Data:

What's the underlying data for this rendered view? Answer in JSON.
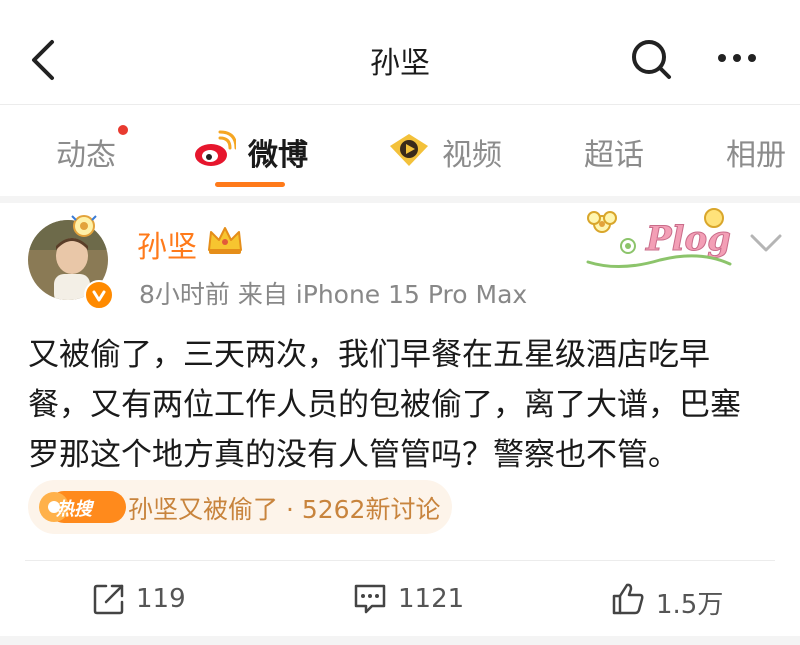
{
  "nav": {
    "title": "孙坚"
  },
  "tabs": [
    {
      "label": "动态"
    },
    {
      "label": "微博"
    },
    {
      "label": "视频"
    },
    {
      "label": "超话"
    },
    {
      "label": "相册"
    }
  ],
  "post": {
    "username": "孙坚",
    "meta": "8小时前  来自 iPhone 15 Pro Max",
    "sticker_text": "Plog",
    "lines": [
      "又被偷了，三天两次，我们早餐在五星级酒店吃早",
      "餐，又有两位工作人员的包被偷了，离了大谱，巴塞",
      "罗那这个地方真的没有人管管吗？警察也不管。"
    ],
    "hot": {
      "badge": "热搜",
      "text": "孙坚又被偷了 · 5262新讨论"
    }
  },
  "actions": {
    "repost": "119",
    "comment": "1121",
    "like": "1.5万"
  },
  "colors": {
    "accent": "#ff7a1a",
    "hot_text": "#c8843d",
    "hot_bg": "#fdf4ea",
    "notification_dot": "#e83a2f"
  },
  "icons": [
    "back-arrow-icon",
    "search-icon",
    "more-icon",
    "weibo-logo-icon",
    "video-badge-icon",
    "crown-icon",
    "verified-badge-icon",
    "chevron-down-icon",
    "repost-icon",
    "comment-icon",
    "like-icon"
  ]
}
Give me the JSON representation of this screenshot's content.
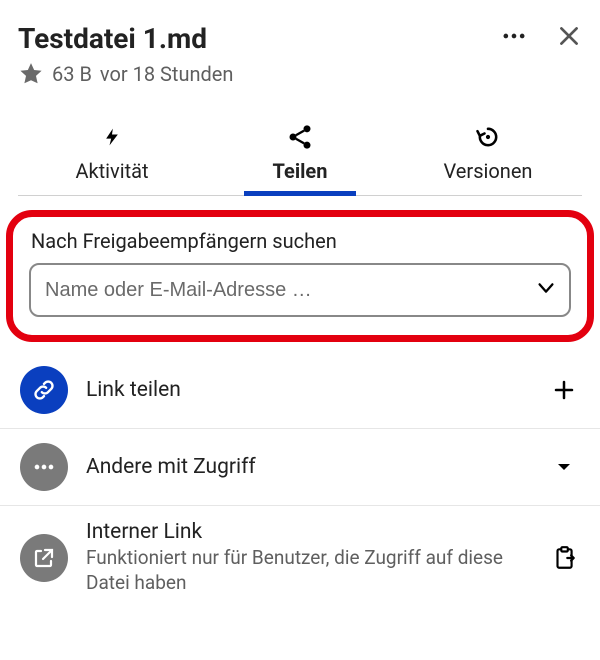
{
  "header": {
    "title": "Testdatei 1.md"
  },
  "meta": {
    "size": "63 B",
    "age": "vor 18 Stunden"
  },
  "tabs": {
    "activity": "Aktivität",
    "share": "Teilen",
    "versions": "Versionen"
  },
  "share": {
    "search_label": "Nach Freigabeempfängern suchen",
    "search_placeholder": "Name oder E-Mail-Adresse …",
    "link_share": "Link teilen",
    "others_access": "Andere mit Zugriff",
    "internal_title": "Interner Link",
    "internal_sub": "Funktioniert nur für Benutzer, die Zugriff auf diese Datei haben"
  }
}
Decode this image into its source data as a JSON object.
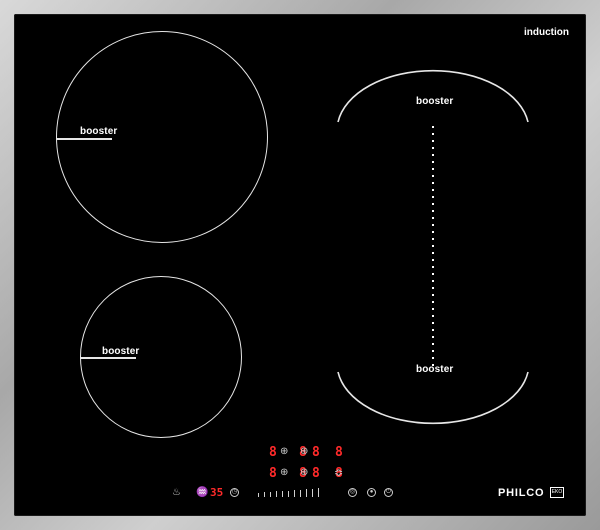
{
  "cooktop": {
    "header_label": "induction",
    "zones": {
      "top_left": {
        "label": "booster"
      },
      "bottom_left": {
        "label": "booster"
      },
      "flex_top": {
        "label": "booster"
      },
      "flex_bottom": {
        "label": "booster"
      }
    },
    "displays": {
      "row1": [
        "8",
        "8",
        "8",
        "8"
      ],
      "row2": [
        "8",
        "8",
        "8",
        "8"
      ],
      "timer": "35"
    },
    "brand": "PHILCO",
    "brand_box": "EKO",
    "colors": {
      "glass": "#000000",
      "frame": "#b5b5b5",
      "display_red": "#ff2a2a",
      "zone_line": "#e6e6e6"
    },
    "icons": [
      "pan-icon",
      "pot-icon",
      "clock-icon",
      "lock-icon",
      "power-icon",
      "info-icon",
      "bridge-icon",
      "zone-select-icon"
    ]
  }
}
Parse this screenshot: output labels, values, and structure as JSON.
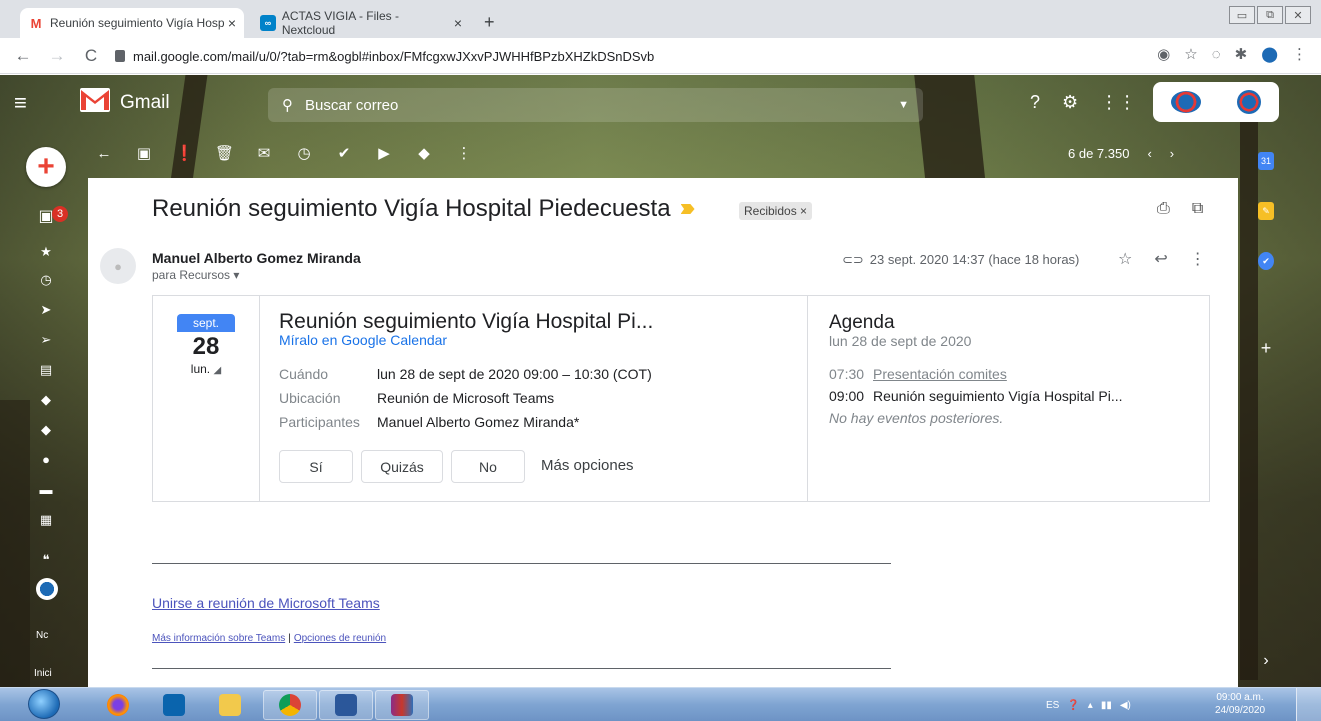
{
  "browser": {
    "tabs": [
      {
        "label": "Reunión seguimiento Vigía Hosp",
        "close": "×"
      },
      {
        "label": "ACTAS VIGIA - Files - Nextcloud",
        "close": "×"
      }
    ],
    "new_tab": "+",
    "url": "mail.google.com/mail/u/0/?tab=rm&ogbl#inbox/FMfcgxwJXxvPJWHHfBPzbXHZkDSnDSvb"
  },
  "gmail": {
    "brand": "Gmail",
    "search_placeholder": "Buscar correo",
    "pager": "6 de 7.350",
    "left_nav": {
      "inbox_badge": "3",
      "text1": "Nc",
      "text2": "Inici"
    }
  },
  "email": {
    "subject": "Reunión seguimiento Vigía Hospital Piedecuesta",
    "label": "Recibidos ×",
    "sender": "Manuel Alberto Gomez Miranda",
    "to": "para Recursos ▾",
    "date": "23 sept. 2020 14:37 (hace 18 horas)"
  },
  "invite": {
    "cal_month": "sept.",
    "cal_day": "28",
    "cal_weekday": "lun.",
    "title": "Reunión seguimiento Vigía Hospital Pi...",
    "calendar_link": "Míralo en Google Calendar",
    "when_label": "Cuándo",
    "when_value": "lun 28 de sept de 2020 09:00 – 10:30 (COT)",
    "where_label": "Ubicación",
    "where_value": "Reunión de Microsoft Teams",
    "who_label": "Participantes",
    "who_value": "Manuel Alberto Gomez Miranda*",
    "rsvp_yes": "Sí",
    "rsvp_maybe": "Quizás",
    "rsvp_no": "No",
    "more_options": "Más opciones"
  },
  "agenda": {
    "title": "Agenda",
    "date": "lun 28 de sept de 2020",
    "items": [
      {
        "time": "07:30",
        "title": "Presentación comites"
      },
      {
        "time": "09:00",
        "title": "Reunión seguimiento Vigía Hospital Pi..."
      }
    ],
    "none": "No hay eventos posteriores."
  },
  "teams": {
    "join": "Unirse a reunión de Microsoft Teams",
    "info": "Más información sobre Teams",
    "sep": "|",
    "options": "Opciones de reunión"
  },
  "taskbar": {
    "lang": "ES",
    "time": "09:00 a.m.",
    "date": "24/09/2020"
  },
  "colors": {
    "accent": "#1a73e8",
    "teams_link": "#4b53bc",
    "label_arrow": "#f6bf26",
    "badge": "#d93025",
    "calendar_blue": "#4285f4"
  }
}
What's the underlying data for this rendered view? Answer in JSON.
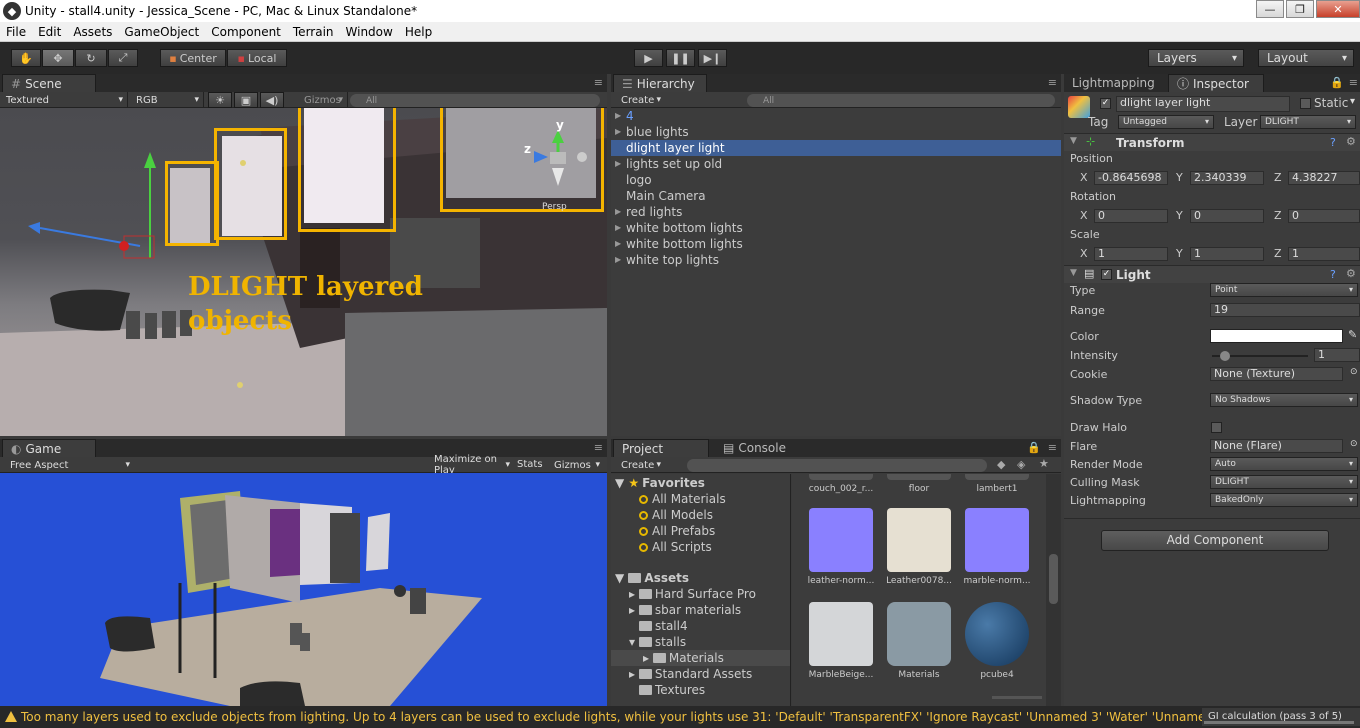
{
  "window": {
    "title": "Unity - stall4.unity - Jessica_Scene - PC, Mac & Linux Standalone*"
  },
  "menu": [
    "File",
    "Edit",
    "Assets",
    "GameObject",
    "Component",
    "Terrain",
    "Window",
    "Help"
  ],
  "toolbar": {
    "center": "Center",
    "local": "Local",
    "layers": "Layers",
    "layout": "Layout"
  },
  "scene": {
    "tab": "Scene",
    "render_mode": "Textured",
    "color_mode": "RGB",
    "gizmos": "Gizmos",
    "search": "All",
    "persp": "Persp",
    "overlay_line1": "DLIGHT layered",
    "overlay_line2": "objects"
  },
  "game": {
    "tab": "Game",
    "aspect": "Free Aspect",
    "maximize": "Maximize on Play",
    "stats": "Stats",
    "gizmos": "Gizmos"
  },
  "hierarchy": {
    "tab": "Hierarchy",
    "create": "Create",
    "search": "All",
    "items": [
      {
        "label": "4",
        "expandable": true,
        "blue": true
      },
      {
        "label": "blue lights",
        "expandable": true
      },
      {
        "label": "dlight layer light",
        "selected": true
      },
      {
        "label": "lights set up old",
        "expandable": true
      },
      {
        "label": "logo"
      },
      {
        "label": "Main Camera"
      },
      {
        "label": "red lights",
        "expandable": true
      },
      {
        "label": "white bottom lights",
        "expandable": true
      },
      {
        "label": "white bottom lights",
        "expandable": true
      },
      {
        "label": "white top lights",
        "expandable": true
      }
    ]
  },
  "inspector": {
    "tab_lightmapping": "Lightmapping",
    "tab_inspector": "Inspector",
    "object_name": "dlight layer light",
    "static_label": "Static",
    "tag_label": "Tag",
    "tag_value": "Untagged",
    "layer_label": "Layer",
    "layer_value": "DLIGHT",
    "transform": {
      "title": "Transform",
      "position_label": "Position",
      "position": {
        "x": "-0.8645698",
        "y": "2.340339",
        "z": "4.38227"
      },
      "rotation_label": "Rotation",
      "rotation": {
        "x": "0",
        "y": "0",
        "z": "0"
      },
      "scale_label": "Scale",
      "scale": {
        "x": "1",
        "y": "1",
        "z": "1"
      },
      "x": "X",
      "y": "Y",
      "z": "Z"
    },
    "light": {
      "title": "Light",
      "type_label": "Type",
      "type_value": "Point",
      "range_label": "Range",
      "range_value": "19",
      "color_label": "Color",
      "color_value": "#ffffff",
      "intensity_label": "Intensity",
      "intensity_value": "1",
      "cookie_label": "Cookie",
      "cookie_value": "None (Texture)",
      "shadow_label": "Shadow Type",
      "shadow_value": "No Shadows",
      "halo_label": "Draw Halo",
      "flare_label": "Flare",
      "flare_value": "None (Flare)",
      "render_label": "Render Mode",
      "render_value": "Auto",
      "culling_label": "Culling Mask",
      "culling_value": "DLIGHT",
      "lightmapping_label": "Lightmapping",
      "lightmapping_value": "BakedOnly"
    },
    "add_component": "Add Component"
  },
  "project": {
    "tab": "Project",
    "console_tab": "Console",
    "create": "Create",
    "favorites": "Favorites",
    "favorite_items": [
      "All Materials",
      "All Models",
      "All Prefabs",
      "All Scripts"
    ],
    "assets": "Assets",
    "asset_folders": [
      "Hard Surface Pro",
      "sbar materials",
      "stall4",
      "stalls",
      "Materials",
      "Standard Assets",
      "Textures"
    ],
    "grid_top": [
      "couch_002_r...",
      "floor",
      "lambert1"
    ],
    "grid_mid": [
      "leather-norm...",
      "Leather0078...",
      "marble-norm..."
    ],
    "grid_bot": [
      "MarbleBeige...",
      "Materials",
      "pcube4"
    ]
  },
  "status": {
    "message": "Too many layers used to exclude objects from lighting. Up to 4 layers can be used to exclude lights, while your lights use 31: 'Default' 'TransparentFX' 'Ignore Raycast' 'Unnamed 3' 'Water' 'Unnamed 5' 'Unnamed",
    "gi": "GI calculation (pass 3 of 5)"
  }
}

Exercise requirements:
Where a line holds "Zugriff", copy it out.

Full response:
    "others_access": "Andere mit Zugriff",
    "internal_sub": "Funktioniert nur für Benutzer, die Zugriff auf diese Datei haben"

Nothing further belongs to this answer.